Report each line of the data that includes the word "Display".

begin EXERCISE MATERIALS

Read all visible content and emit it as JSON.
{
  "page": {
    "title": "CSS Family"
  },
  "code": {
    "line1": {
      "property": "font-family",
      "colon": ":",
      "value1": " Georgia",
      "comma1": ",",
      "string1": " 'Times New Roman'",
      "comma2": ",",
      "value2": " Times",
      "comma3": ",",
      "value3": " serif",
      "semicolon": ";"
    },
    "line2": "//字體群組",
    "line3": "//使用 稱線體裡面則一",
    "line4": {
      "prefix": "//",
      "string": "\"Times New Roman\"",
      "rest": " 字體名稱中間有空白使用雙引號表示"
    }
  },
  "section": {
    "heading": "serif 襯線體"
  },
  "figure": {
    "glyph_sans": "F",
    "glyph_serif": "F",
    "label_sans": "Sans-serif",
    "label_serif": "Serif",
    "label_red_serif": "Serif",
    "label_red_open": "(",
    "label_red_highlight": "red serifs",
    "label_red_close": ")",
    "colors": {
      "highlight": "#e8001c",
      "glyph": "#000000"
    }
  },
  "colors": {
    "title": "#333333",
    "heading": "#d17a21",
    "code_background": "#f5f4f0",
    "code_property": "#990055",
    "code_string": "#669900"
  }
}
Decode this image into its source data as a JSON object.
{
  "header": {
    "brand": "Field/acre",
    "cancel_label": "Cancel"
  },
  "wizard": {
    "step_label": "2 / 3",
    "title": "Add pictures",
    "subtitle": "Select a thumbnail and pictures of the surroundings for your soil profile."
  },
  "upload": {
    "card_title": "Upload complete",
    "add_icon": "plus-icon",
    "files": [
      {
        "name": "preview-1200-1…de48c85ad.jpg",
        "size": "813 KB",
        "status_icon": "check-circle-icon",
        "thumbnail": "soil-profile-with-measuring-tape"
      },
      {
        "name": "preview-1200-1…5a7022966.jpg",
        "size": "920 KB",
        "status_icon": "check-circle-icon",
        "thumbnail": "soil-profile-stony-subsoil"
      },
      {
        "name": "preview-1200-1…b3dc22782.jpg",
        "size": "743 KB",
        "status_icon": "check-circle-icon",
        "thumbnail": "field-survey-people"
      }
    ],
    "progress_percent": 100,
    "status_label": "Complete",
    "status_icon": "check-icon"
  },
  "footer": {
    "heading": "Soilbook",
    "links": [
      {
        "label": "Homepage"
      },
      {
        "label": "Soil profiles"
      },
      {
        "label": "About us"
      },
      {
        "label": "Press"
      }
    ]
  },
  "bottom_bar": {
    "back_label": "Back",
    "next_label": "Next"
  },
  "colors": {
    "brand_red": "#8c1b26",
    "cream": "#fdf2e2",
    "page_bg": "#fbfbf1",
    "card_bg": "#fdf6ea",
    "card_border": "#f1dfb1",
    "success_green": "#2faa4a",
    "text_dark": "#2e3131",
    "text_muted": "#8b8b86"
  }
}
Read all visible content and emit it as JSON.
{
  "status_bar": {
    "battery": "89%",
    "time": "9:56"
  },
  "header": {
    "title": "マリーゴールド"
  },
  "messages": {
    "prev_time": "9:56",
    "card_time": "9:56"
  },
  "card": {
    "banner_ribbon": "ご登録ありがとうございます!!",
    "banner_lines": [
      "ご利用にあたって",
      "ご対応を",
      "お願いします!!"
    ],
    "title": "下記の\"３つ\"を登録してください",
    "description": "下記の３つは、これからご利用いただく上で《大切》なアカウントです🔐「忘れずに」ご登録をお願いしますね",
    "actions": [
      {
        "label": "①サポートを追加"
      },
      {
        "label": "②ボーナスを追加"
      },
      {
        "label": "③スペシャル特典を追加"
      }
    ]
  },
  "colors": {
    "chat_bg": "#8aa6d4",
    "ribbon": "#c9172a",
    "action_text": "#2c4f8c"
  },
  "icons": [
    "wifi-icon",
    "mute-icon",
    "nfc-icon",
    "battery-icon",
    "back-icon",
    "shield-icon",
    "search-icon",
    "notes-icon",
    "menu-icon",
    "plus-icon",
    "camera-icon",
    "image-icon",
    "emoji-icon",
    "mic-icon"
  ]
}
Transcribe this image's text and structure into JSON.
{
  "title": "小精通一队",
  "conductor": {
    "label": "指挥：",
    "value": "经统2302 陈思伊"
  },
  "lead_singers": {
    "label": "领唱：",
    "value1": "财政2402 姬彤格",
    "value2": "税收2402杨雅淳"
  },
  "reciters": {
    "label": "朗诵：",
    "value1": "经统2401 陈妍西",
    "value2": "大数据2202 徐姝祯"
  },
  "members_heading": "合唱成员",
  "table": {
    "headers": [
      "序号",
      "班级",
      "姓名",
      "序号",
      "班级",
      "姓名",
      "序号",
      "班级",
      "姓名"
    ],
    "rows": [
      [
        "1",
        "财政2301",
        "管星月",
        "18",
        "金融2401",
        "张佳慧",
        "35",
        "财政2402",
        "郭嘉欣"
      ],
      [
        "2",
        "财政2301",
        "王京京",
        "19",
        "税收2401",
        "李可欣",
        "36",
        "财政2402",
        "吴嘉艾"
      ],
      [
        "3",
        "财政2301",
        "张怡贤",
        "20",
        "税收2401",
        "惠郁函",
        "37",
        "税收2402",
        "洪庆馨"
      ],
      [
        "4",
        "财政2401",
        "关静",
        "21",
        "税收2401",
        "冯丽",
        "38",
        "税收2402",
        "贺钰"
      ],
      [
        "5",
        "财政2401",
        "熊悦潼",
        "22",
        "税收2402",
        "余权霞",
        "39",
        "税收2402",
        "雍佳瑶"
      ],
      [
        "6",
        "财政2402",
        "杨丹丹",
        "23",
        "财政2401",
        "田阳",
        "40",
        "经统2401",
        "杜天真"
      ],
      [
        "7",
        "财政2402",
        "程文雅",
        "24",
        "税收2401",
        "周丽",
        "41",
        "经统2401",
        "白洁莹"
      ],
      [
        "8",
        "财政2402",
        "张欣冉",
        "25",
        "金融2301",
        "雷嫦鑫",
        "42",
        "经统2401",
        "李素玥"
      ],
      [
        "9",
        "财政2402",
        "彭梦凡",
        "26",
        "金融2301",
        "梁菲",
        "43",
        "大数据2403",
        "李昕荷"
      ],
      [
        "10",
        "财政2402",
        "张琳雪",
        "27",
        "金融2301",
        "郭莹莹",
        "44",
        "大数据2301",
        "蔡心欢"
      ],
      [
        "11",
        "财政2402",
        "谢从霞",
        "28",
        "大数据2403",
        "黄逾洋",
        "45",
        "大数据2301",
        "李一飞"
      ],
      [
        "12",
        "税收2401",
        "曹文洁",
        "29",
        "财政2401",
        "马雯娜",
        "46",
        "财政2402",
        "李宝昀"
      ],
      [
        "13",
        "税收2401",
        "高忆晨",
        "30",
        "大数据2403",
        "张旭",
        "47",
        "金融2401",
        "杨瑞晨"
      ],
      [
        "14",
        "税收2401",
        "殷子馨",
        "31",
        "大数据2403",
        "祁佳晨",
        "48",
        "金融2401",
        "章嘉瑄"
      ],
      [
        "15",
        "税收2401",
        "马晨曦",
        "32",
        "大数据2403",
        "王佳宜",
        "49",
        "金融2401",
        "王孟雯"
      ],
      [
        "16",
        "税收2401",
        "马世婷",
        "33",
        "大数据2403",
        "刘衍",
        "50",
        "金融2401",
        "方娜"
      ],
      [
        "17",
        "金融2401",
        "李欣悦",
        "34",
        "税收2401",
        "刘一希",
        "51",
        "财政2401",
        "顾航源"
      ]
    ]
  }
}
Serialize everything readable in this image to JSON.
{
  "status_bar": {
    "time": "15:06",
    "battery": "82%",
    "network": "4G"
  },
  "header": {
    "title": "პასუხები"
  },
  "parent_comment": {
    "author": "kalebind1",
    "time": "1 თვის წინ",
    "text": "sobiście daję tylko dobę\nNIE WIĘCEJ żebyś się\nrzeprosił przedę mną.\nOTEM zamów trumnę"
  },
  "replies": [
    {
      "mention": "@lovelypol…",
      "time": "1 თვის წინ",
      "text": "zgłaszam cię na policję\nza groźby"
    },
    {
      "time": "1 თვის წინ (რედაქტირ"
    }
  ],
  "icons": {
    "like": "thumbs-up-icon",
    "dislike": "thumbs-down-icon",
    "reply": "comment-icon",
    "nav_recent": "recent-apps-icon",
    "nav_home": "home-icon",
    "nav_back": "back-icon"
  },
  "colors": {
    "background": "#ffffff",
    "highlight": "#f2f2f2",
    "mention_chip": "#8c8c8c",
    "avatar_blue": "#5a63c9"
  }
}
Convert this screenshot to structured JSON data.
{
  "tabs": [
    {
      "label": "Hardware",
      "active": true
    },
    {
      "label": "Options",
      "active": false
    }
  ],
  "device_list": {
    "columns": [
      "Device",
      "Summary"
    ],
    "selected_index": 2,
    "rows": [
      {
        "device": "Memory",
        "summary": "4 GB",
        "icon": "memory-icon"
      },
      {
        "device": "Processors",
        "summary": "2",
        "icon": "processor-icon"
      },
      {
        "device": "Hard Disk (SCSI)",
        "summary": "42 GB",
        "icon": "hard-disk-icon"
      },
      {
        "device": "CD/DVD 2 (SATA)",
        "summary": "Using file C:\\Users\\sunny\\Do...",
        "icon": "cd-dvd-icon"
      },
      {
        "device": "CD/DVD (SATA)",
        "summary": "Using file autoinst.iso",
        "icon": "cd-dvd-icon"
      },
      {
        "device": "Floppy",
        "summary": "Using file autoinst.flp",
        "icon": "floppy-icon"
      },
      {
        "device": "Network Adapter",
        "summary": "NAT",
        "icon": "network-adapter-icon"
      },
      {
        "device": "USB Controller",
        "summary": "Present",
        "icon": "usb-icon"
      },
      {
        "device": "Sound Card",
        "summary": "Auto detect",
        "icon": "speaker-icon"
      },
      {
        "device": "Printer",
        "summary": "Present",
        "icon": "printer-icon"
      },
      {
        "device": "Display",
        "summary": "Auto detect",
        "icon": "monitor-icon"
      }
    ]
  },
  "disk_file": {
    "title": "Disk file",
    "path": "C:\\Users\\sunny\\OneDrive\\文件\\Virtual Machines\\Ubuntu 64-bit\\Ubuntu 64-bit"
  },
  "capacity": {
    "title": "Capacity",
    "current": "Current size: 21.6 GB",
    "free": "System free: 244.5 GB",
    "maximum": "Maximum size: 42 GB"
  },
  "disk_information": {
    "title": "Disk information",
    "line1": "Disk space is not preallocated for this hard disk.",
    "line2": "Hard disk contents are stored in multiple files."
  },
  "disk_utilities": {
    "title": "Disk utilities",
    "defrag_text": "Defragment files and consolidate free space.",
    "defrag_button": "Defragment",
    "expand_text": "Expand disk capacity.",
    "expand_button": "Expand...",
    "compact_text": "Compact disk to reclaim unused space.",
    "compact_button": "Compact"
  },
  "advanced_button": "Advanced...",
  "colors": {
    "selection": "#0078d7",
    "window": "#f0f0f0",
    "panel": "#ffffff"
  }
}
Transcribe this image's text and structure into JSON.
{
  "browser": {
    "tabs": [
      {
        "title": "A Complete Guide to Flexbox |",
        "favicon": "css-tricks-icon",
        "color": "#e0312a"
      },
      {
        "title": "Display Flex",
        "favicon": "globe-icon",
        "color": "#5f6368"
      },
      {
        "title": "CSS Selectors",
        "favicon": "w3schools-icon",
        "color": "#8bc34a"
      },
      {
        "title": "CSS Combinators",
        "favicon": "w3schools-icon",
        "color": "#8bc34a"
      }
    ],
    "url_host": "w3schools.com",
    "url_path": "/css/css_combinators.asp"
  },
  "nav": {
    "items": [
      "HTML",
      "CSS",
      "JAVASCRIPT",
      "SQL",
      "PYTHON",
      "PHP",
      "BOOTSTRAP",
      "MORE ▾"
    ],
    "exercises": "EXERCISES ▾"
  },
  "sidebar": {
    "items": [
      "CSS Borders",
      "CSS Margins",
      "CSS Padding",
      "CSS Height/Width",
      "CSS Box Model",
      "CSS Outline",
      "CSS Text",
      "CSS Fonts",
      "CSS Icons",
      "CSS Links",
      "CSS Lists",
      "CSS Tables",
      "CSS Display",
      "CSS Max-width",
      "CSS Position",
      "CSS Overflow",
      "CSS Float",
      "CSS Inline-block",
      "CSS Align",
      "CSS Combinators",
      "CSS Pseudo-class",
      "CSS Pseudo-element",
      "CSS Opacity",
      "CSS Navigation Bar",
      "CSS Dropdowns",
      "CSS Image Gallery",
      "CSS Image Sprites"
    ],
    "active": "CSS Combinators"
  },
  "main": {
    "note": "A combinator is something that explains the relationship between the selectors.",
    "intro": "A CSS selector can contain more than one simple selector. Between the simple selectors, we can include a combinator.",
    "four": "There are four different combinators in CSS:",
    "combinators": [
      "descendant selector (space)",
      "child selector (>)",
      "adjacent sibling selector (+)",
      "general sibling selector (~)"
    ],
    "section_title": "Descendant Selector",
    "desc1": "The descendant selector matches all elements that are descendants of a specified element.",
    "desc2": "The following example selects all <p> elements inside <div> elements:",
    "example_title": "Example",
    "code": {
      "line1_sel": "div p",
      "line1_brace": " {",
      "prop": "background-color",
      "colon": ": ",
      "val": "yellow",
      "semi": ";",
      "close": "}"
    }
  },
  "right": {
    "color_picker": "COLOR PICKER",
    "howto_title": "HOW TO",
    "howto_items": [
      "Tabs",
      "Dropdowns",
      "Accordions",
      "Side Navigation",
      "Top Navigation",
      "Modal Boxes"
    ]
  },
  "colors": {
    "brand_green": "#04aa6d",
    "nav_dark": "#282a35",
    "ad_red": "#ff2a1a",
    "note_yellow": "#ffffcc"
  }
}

end EXERCISE MATERIALS

■ EXPECTED ANSWER
        "device": "Display",
        "title": "Display Flex",
      "CSS Display",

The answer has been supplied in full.